RECORDS FOR THIS EXERCISE
- - -
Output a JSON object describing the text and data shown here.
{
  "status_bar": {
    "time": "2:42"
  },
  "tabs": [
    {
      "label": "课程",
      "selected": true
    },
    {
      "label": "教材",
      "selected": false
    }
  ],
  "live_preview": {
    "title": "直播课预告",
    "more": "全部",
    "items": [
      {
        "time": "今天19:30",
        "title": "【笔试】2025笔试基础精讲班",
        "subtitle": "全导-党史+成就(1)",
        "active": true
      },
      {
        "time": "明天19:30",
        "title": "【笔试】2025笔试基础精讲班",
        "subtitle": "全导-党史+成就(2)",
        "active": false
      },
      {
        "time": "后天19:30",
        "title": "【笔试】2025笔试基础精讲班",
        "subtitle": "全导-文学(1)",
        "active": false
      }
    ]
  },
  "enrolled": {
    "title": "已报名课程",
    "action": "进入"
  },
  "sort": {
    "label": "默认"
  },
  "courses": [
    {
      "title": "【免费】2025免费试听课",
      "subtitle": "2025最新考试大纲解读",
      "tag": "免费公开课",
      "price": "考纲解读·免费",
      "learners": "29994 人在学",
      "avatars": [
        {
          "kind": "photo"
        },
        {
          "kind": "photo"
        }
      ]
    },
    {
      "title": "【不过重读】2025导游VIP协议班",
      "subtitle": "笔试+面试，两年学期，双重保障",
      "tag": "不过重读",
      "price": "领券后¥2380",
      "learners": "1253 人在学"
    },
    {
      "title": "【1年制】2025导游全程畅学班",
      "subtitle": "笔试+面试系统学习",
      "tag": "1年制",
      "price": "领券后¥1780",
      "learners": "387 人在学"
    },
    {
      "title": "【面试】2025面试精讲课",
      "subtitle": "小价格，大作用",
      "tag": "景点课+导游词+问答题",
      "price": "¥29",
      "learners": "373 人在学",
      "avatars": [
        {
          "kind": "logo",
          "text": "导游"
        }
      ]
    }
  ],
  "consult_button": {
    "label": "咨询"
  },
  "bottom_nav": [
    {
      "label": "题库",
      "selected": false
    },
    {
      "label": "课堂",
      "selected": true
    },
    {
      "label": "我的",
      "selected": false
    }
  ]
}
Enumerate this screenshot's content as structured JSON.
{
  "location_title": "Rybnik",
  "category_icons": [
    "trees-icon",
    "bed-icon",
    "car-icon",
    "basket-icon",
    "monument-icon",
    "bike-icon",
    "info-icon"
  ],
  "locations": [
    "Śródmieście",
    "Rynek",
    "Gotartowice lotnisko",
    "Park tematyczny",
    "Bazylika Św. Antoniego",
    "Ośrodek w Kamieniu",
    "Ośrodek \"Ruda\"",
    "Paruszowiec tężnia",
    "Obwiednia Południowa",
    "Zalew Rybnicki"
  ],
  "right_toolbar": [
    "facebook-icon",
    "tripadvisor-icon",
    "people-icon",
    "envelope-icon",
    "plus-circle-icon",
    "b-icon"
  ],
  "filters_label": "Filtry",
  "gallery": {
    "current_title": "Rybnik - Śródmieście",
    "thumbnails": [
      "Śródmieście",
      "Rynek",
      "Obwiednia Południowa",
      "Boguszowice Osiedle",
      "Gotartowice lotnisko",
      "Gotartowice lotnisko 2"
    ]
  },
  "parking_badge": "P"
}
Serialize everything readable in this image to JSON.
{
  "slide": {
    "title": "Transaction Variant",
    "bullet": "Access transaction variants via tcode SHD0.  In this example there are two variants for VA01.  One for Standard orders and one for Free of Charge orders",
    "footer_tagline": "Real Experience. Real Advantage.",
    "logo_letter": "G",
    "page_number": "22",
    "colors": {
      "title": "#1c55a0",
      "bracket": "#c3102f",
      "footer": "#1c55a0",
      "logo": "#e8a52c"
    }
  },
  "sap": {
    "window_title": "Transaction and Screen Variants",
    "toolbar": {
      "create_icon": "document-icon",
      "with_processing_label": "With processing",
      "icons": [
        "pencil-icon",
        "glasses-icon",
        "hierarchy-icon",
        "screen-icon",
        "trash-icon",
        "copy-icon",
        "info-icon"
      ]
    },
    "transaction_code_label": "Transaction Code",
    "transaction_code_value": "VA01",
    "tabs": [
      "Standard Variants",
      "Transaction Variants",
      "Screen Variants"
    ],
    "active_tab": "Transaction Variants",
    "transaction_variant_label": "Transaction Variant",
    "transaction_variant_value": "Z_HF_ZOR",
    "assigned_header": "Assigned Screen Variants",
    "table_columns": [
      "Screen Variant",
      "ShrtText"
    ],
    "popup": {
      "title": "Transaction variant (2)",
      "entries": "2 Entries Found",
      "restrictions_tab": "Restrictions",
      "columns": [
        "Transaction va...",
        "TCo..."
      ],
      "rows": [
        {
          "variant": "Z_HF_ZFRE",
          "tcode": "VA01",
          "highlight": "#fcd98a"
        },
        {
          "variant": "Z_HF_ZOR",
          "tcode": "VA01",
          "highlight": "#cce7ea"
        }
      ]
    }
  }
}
- - -
STATED TASK
Gather up every line in the data above that contains the word "highlight", copying each one.

WRITTEN RESPONSE
          "highlight": "#fcd98a"
          "highlight": "#cce7ea"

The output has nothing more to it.